**TO DO:** Examine the material below. Gather every line in which the string "Rolle" appears.
..........
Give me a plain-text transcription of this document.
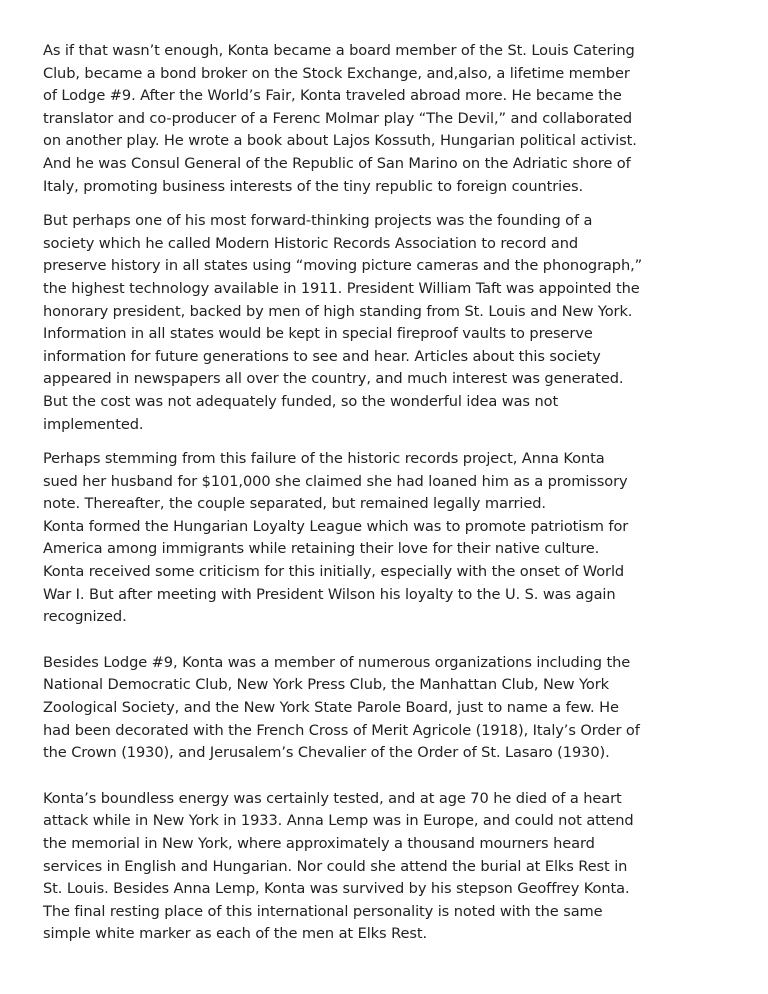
As if that wasn’t enough, Konta became a board member of the St. Louis Catering
Club, became a bond broker on the Stock Exchange, and,also, a lifetime member
of Lodge #9. After the World’s Fair, Konta traveled abroad more. He became the
translator and co-producer of a Ferenc Molmar play “The Devil,” and collaborated
on another play. He wrote a book about Lajos Kossuth, Hungarian political activist.
And he was Consul General of the Republic of San Marino on the Adriatic shore of
Italy, promoting business interests of the tiny republic to foreign countries.

But perhaps one of his most forward-thinking projects was the founding of a
society which he called Modern Historic Records Association to record and
preserve history in all states using “moving picture cameras and the phonograph,”
the highest technology available in 1911. President William Taft was appointed the
honorary president, backed by men of high standing from St. Louis and New York.
Information in all states would be kept in special fireproof vaults to preserve
information for future generations to see and hear. Articles about this society
appeared in newspapers all over the country, and much interest was generated.
But the cost was not adequately funded, so the wonderful idea was not
implemented.

Perhaps stemming from this failure of the historic records project, Anna Konta
sued her husband for $101,000 she claimed she had loaned him as a promissory
note. Thereafter, the couple separated, but remained legally married.

Konta formed the Hungarian Loyalty League which was to promote patriotism for
America among immigrants while retaining their love for their native culture.
Konta received some criticism for this initially, especially with the onset of World
War I. But after meeting with President Wilson his loyalty to the U. S. was again
recognized.

Besides Lodge #9, Konta was a member of numerous organizations including the
National Democratic Club, New York Press Club, the Manhattan Club, New York
Zoological Society, and the New York State Parole Board, just to name a few. He
had been decorated with the French Cross of Merit Agricole (1918), Italy’s Order of
the Crown (1930), and Jerusalem’s Chevalier of the Order of St. Lasaro (1930).

Konta’s boundless energy was certainly tested, and at age 70 he died of a heart
attack while in New York in 1933. Anna Lemp was in Europe, and could not attend
the memorial in New York, where approximately a thousand mourners heard
services in English and Hungarian. Nor could she attend the burial at Elks Rest in
St. Louis. Besides Anna Lemp, Konta was survived by his stepson Geoffrey Konta.
The final resting place of this international personality is noted with the same
simple white marker as each of the men at Elks Rest.
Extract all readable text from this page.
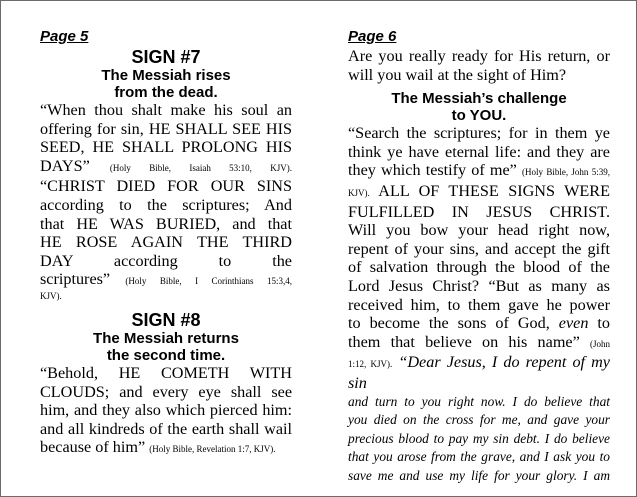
Page 5
SIGN #7
The Messiah rises
from the dead.
“When thou shalt make his soul an
offering for sin, HE SHALL SEE HIS
SEED, HE SHALL PROLONG HIS
DAYS” (Holy Bible, Isaiah 53:10, KJV).
“CHRIST DIED FOR OUR SINS
according to the scriptures; And
that HE WAS BURIED, and that
HE ROSE AGAIN THE THIRD
DAY according to the
scriptures” (Holy Bible, I Corinthians 15:3,4,
KJV).
SIGN #8
The Messiah returns
the second time.
“Behold, HE COMETH WITH
CLOUDS; and every eye shall see
him, and they also which pierced him:
and all kindreds of the earth shall wail
because of him” (Holy Bible, Revelation 1:7, KJV).
Page 6
Are you really ready for His return, or
will you wail at the sight of Him?
The Messiah’s challenge
to YOU.
“Search the scriptures; for in them ye
think ye have eternal life: and they are
they which testify of me” (Holy Bible, John 5:39,
KJV). ALL OF THESE SIGNS WERE
FULFILLED IN JESUS CHRIST.
Will you bow your head right now,
repent of your sins, and accept the gift
of salvation through the blood of the
Lord Jesus Christ? “But as many as
received him, to them gave he power
to become the sons of God, even to
them that believe on his name” (John
1:12, KJV). “Dear Jesus, I do repent of my sin
and turn to you right now. I do believe that
you died on the cross for me, and gave your
precious blood to pay my sin debt. I do believe
that you arose from the grave, and I ask you to
save me and use my life for your glory. I am
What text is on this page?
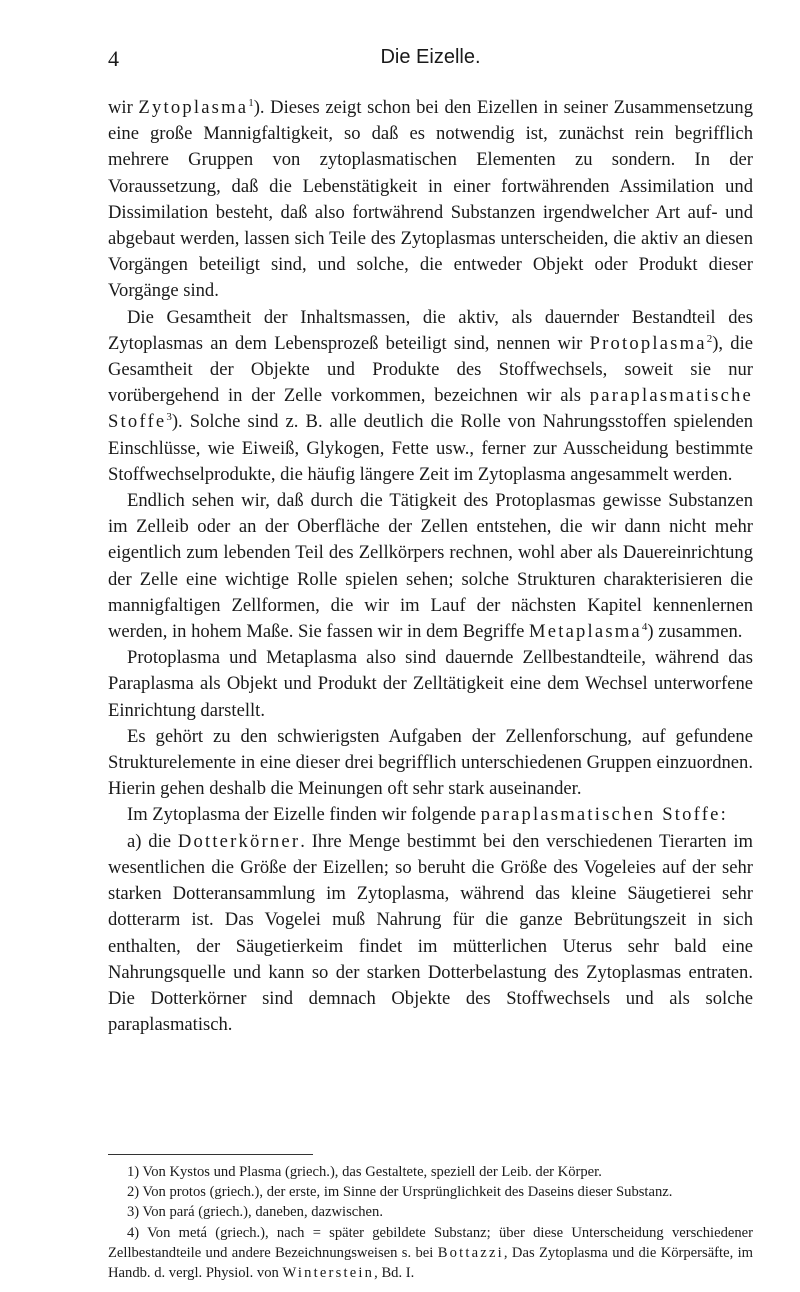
4	Die Eizelle.

wir Zytoplasma$^1$). Dieses zeigt schon bei den Eizellen in seiner Zusammensetzung eine große Mannigfaltigkeit, so daß es notwendig ist, zunächst rein begrifflich mehrere Gruppen von zytoplasmatischen Elementen zu sondern. In der Voraussetzung, daß die Lebenstätigkeit in einer fortwährenden Assimilation und Dissimilation besteht, daß also fortwährend Substanzen irgendwelcher Art auf- und abgebaut werden, lassen sich Teile des Zytoplasmas unterscheiden, die aktiv an diesen Vorgängen beteiligt sind, und solche, die entweder Objekt oder Produkt dieser Vorgänge sind.

Die Gesamtheit der Inhaltsmassen, die aktiv, als dauernder Bestandteil des Zytoplasmas an dem Lebensprozeß beteiligt sind, nennen wir Protoplasma$^2$), die Gesamtheit der Objekte und Produkte des Stoffwechsels, soweit sie nur vorübergehend in der Zelle vorkommen, bezeichnen wir als paraplasmatische Stoffe$^3$). Solche sind z. B. alle deutlich die Rolle von Nahrungsstoffen spielenden Einschlüsse, wie Eiweiß, Glykogen, Fette usw., ferner zur Ausscheidung bestimmte Stoffwechselprodukte, die häufig längere Zeit im Zytoplasma angesammelt werden.

Endlich sehen wir, daß durch die Tätigkeit des Protoplasmas gewisse Substanzen im Zelleib oder an der Oberfläche der Zellen entstehen, die wir dann nicht mehr eigentlich zum lebenden Teil des Zellkörpers rechnen, wohl aber als Dauereinrichtung der Zelle eine wichtige Rolle spielen sehen; solche Strukturen charakterisieren die mannigfaltigen Zellformen, die wir im Lauf der nächsten Kapitel kennenlernen werden, in hohem Maße. Sie fassen wir in dem Begriffe Metaplasma$^4$) zusammen.

Protoplasma und Metaplasma also sind dauernde Zellbestandteile, während das Paraplasma als Objekt und Produkt der Zelltätigkeit eine dem Wechsel unterworfene Einrichtung darstellt.

Es gehört zu den schwierigsten Aufgaben der Zellenforschung, auf gefundene Strukturelemente in eine dieser drei begrifflich unterschiedenen Gruppen einzuordnen. Hierin gehen deshalb die Meinungen oft sehr stark auseinander.

Im Zytoplasma der Eizelle finden wir folgende paraplasmatischen Stoffe:

a) die Dotterkörner. Ihre Menge bestimmt bei den verschiedenen Tierarten im wesentlichen die Größe der Eizellen; so beruht die Größe des Vogeleies auf der sehr starken Dotteransammlung im Zytoplasma, während das kleine Säugetierei sehr dotterarm ist. Das Vogelei muß Nahrung für die ganze Bebrütungszeit in sich enthalten, der Säugetierkeim findet im mütterlichen Uterus sehr bald eine Nahrungsquelle und kann so der starken Dotterbelastung des Zytoplasmas entraten. Die Dotterkörner sind demnach Objekte des Stoffwechsels und als solche paraplasmatisch.

1) Von Kystos und Plasma (griech.), das Gestaltete, speziell der Leib. der Körper.

2) Von protos (griech.), der erste, im Sinne der Ursprünglichkeit des Daseins dieser Substanz.

3) Von pará (griech.), daneben, dazwischen.

4) Von metá (griech.), nach = später gebildete Substanz; über diese Unterscheidung verschiedener Zellbestandteile und andere Bezeichnungsweisen s. bei Bottazzi, Das Zytoplasma und die Körpersäfte, im Handb. d. vergl. Physiol. von Winterstein, Bd. I.
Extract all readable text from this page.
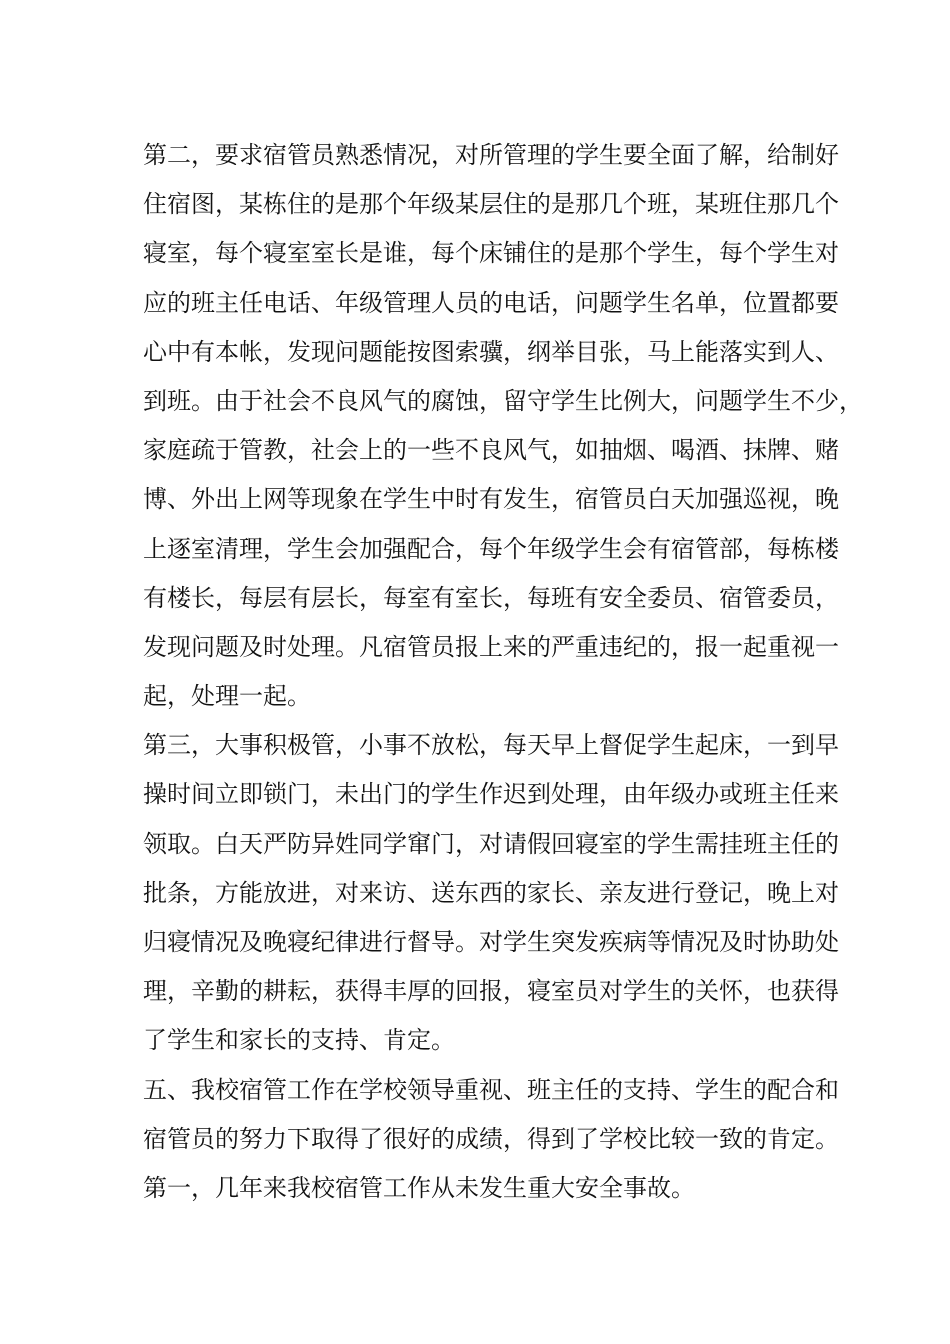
第二，要求宿管员熟悉情况，对所管理的学生要全面了解，给制好
住宿图，某栋住的是那个年级某层住的是那几个班，某班住那几个
寝室，每个寝室室长是谁，每个床铺住的是那个学生，每个学生对
应的班主任电话、年级管理人员的电话，问题学生名单，位置都要
心中有本帐，发现问题能按图索骥，纲举目张，马上能落实到人、
到班。由于社会不良风气的腐蚀，留守学生比例大，问题学生不少，
家庭疏于管教，社会上的一些不良风气，如抽烟、喝酒、抹牌、赌
博、外出上网等现象在学生中时有发生，宿管员白天加强巡视，晚
上逐室清理，学生会加强配合，每个年级学生会有宿管部，每栋楼
有楼长，每层有层长，每室有室长，每班有安全委员、宿管委员，
发现问题及时处理。凡宿管员报上来的严重违纪的，报一起重视一
起，处理一起。
第三，大事积极管，小事不放松，每天早上督促学生起床，一到早
操时间立即锁门，未出门的学生作迟到处理，由年级办或班主任来
领取。白天严防异姓同学窜门，对请假回寝室的学生需挂班主任的
批条，方能放进，对来访、送东西的家长、亲友进行登记，晚上对
归寝情况及晚寝纪律进行督导。对学生突发疾病等情况及时协助处
理，辛勤的耕耘，获得丰厚的回报，寝室员对学生的关怀，也获得
了学生和家长的支持、肯定。
五、我校宿管工作在学校领导重视、班主任的支持、学生的配合和
宿管员的努力下取得了很好的成绩，得到了学校比较一致的肯定。
第一，几年来我校宿管工作从未发生重大安全事故。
..........
**RESPONSE BELOW:**
Die Gesamtheit der Inhaltsmassen, die aktiv, als dauernder Bestandteil des Zytoplasmas an dem Lebensprozeß beteiligt sind, nennen wir Protoplasma$^2$), die Gesamtheit der Objekte und Produkte des Stoffwechsels, soweit sie nur vorübergehend in der Zelle vorkommen, bezeichnen wir als paraplasmatische Stoffe$^3$). Solche sind z. B. alle deutlich die Rolle von Nahrungsstoffen spielenden Einschlüsse, wie Eiweiß, Glykogen, Fette usw., ferner zur Ausscheidung bestimmte Stoffwechselprodukte, die häufig längere Zeit im Zytoplasma angesammelt werden.
Endlich sehen wir, daß durch die Tätigkeit des Protoplasmas gewisse Substanzen im Zelleib oder an der Oberfläche der Zellen entstehen, die wir dann nicht mehr eigentlich zum lebenden Teil des Zellkörpers rechnen, wohl aber als Dauereinrichtung der Zelle eine wichtige Rolle spielen sehen; solche Strukturen charakterisieren die mannigfaltigen Zellformen, die wir im Lauf der nächsten Kapitel kennenlernen werden, in hohem Maße. Sie fassen wir in dem Begriffe Metaplasma$^4$) zusammen.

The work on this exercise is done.